_DATA SECTION_

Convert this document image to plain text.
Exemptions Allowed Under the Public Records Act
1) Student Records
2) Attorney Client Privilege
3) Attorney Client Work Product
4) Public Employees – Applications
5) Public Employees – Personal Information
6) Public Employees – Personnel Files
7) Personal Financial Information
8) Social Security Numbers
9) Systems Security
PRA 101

_AIM_
Return all of the data precisely as it appears.

_THE RESPONSE_
Convert this document image to plain text.
Exemptions Allowed Under the Public Records Act
1) Student Records
2) Attorney Client Privilege
3) Attorney Client Work Product
4) Public Employees – Applications
5) Public Employees – Personal Information
6) Public Employees – Personnel Files
7) Personal Financial Information
8) Social Security Numbers
9) Systems Security
PRA 101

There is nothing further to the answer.